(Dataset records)

◇ ◇ ◇

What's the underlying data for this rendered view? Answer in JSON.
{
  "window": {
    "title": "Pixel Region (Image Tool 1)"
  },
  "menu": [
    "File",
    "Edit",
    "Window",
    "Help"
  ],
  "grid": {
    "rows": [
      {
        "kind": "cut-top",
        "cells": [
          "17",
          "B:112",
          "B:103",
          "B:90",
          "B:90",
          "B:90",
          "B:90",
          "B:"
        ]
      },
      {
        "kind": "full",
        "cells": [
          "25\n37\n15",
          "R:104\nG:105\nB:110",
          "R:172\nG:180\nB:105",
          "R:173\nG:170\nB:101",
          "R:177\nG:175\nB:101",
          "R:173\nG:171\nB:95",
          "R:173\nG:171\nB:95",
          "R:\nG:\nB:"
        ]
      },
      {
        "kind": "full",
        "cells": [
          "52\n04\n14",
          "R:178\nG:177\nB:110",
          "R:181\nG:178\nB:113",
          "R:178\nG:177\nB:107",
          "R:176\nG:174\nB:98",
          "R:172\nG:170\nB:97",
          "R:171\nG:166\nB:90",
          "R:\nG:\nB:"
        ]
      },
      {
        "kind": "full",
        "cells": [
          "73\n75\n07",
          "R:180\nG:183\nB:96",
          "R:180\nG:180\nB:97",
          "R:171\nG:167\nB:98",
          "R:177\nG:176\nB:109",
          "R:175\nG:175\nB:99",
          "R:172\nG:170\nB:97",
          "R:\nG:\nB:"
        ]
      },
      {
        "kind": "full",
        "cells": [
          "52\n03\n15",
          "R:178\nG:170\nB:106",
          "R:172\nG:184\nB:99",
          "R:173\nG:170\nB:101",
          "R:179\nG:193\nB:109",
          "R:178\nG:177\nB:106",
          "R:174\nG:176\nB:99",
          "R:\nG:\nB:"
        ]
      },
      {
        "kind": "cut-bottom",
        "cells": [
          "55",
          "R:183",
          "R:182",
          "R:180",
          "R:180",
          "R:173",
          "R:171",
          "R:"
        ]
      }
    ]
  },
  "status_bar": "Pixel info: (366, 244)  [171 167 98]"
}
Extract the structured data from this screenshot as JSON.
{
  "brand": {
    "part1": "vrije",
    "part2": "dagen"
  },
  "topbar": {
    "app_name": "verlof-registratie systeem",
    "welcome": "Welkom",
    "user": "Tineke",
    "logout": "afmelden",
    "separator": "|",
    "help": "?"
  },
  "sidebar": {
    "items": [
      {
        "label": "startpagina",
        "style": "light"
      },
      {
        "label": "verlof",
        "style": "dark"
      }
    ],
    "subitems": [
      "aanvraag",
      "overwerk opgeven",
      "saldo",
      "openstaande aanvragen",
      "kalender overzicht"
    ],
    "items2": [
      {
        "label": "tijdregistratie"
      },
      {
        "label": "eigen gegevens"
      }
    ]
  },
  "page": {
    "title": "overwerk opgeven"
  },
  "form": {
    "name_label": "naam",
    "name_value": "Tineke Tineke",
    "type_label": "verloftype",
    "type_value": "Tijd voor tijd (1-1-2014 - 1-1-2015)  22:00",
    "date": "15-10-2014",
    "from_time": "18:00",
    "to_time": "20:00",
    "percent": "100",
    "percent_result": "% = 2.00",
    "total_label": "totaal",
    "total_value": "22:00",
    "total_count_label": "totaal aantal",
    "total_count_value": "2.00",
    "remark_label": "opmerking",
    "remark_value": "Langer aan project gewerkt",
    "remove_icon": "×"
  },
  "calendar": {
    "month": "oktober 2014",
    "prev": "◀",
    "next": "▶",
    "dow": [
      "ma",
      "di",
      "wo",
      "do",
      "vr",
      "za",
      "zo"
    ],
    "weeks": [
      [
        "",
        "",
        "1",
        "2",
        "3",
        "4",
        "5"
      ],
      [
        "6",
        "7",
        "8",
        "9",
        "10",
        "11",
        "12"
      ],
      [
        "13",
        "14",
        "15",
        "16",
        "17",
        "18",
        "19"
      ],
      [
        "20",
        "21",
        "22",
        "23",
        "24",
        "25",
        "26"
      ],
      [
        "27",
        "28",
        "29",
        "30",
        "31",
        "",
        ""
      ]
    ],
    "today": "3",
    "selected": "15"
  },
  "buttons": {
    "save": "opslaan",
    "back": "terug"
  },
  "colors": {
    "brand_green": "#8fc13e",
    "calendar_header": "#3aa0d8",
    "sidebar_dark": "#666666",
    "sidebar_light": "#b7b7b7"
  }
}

◇ ◇ ◇

- PROBLEM DESCRIPTION: Nothing in the data may differ; print all of it exactly as written.

- WORKED SOLUTION:
What's the underlying data for this rendered view? Answer in JSON.
{
  "window": {
    "title": "Pixel Region (Image Tool 1)"
  },
  "menu": [
    "File",
    "Edit",
    "Window",
    "Help"
  ],
  "grid": {
    "rows": [
      {
        "kind": "cut-top",
        "cells": [
          "17",
          "B:112",
          "B:103",
          "B:90",
          "B:90",
          "B:90",
          "B:90",
          "B:"
        ]
      },
      {
        "kind": "full",
        "cells": [
          "25\n37\n15",
          "R:104\nG:105\nB:110",
          "R:172\nG:180\nB:105",
          "R:173\nG:170\nB:101",
          "R:177\nG:175\nB:101",
          "R:173\nG:171\nB:95",
          "R:173\nG:171\nB:95",
          "R:\nG:\nB:"
        ]
      },
      {
        "kind": "full",
        "cells": [
          "52\n04\n14",
          "R:178\nG:177\nB:110",
          "R:181\nG:178\nB:113",
          "R:178\nG:177\nB:107",
          "R:176\nG:174\nB:98",
          "R:172\nG:170\nB:97",
          "R:171\nG:166\nB:90",
          "R:\nG:\nB:"
        ]
      },
      {
        "kind": "full",
        "cells": [
          "73\n75\n07",
          "R:180\nG:183\nB:96",
          "R:180\nG:180\nB:97",
          "R:171\nG:167\nB:98",
          "R:177\nG:176\nB:109",
          "R:175\nG:175\nB:99",
          "R:172\nG:170\nB:97",
          "R:\nG:\nB:"
        ]
      },
      {
        "kind": "full",
        "cells": [
          "52\n03\n15",
          "R:178\nG:170\nB:106",
          "R:172\nG:184\nB:99",
          "R:173\nG:170\nB:101",
          "R:179\nG:193\nB:109",
          "R:178\nG:177\nB:106",
          "R:174\nG:176\nB:99",
          "R:\nG:\nB:"
        ]
      },
      {
        "kind": "cut-bottom",
        "cells": [
          "55",
          "R:183",
          "R:182",
          "R:180",
          "R:180",
          "R:173",
          "R:171",
          "R:"
        ]
      }
    ]
  },
  "status_bar": "Pixel info: (366, 244)  [171 167 98]"
}
Extract the structured data from this screenshot as JSON.
{
  "brand": {
    "part1": "vrije",
    "part2": "dagen"
  },
  "topbar": {
    "app_name": "verlof-registratie systeem",
    "welcome": "Welkom",
    "user": "Tineke",
    "logout": "afmelden",
    "separator": "|",
    "help": "?"
  },
  "sidebar": {
    "items": [
      {
        "label": "startpagina",
        "style": "light"
      },
      {
        "label": "verlof",
        "style": "dark"
      }
    ],
    "subitems": [
      "aanvraag",
      "overwerk opgeven",
      "saldo",
      "openstaande aanvragen",
      "kalender overzicht"
    ],
    "items2": [
      {
        "label": "tijdregistratie"
      },
      {
        "label": "eigen gegevens"
      }
    ]
  },
  "page": {
    "title": "overwerk opgeven"
  },
  "form": {
    "name_label": "naam",
    "name_value": "Tineke Tineke",
    "type_label": "verloftype",
    "type_value": "Tijd voor tijd (1-1-2014 - 1-1-2015)  22:00",
    "date": "15-10-2014",
    "from_time": "18:00",
    "to_time": "20:00",
    "percent": "100",
    "percent_result": "% = 2.00",
    "total_label": "totaal",
    "total_value": "22:00",
    "total_count_label": "totaal aantal",
    "total_count_value": "2.00",
    "remark_label": "opmerking",
    "remark_value": "Langer aan project gewerkt",
    "remove_icon": "×"
  },
  "calendar": {
    "month": "oktober 2014",
    "prev": "◀",
    "next": "▶",
    "dow": [
      "ma",
      "di",
      "wo",
      "do",
      "vr",
      "za",
      "zo"
    ],
    "weeks": [
      [
        "",
        "",
        "1",
        "2",
        "3",
        "4",
        "5"
      ],
      [
        "6",
        "7",
        "8",
        "9",
        "10",
        "11",
        "12"
      ],
      [
        "13",
        "14",
        "15",
        "16",
        "17",
        "18",
        "19"
      ],
      [
        "20",
        "21",
        "22",
        "23",
        "24",
        "25",
        "26"
      ],
      [
        "27",
        "28",
        "29",
        "30",
        "31",
        "",
        ""
      ]
    ],
    "today": "3",
    "selected": "15"
  },
  "buttons": {
    "save": "opslaan",
    "back": "terug"
  },
  "colors": {
    "brand_green": "#8fc13e",
    "calendar_header": "#3aa0d8",
    "sidebar_dark": "#666666",
    "sidebar_light": "#b7b7b7"
  }
}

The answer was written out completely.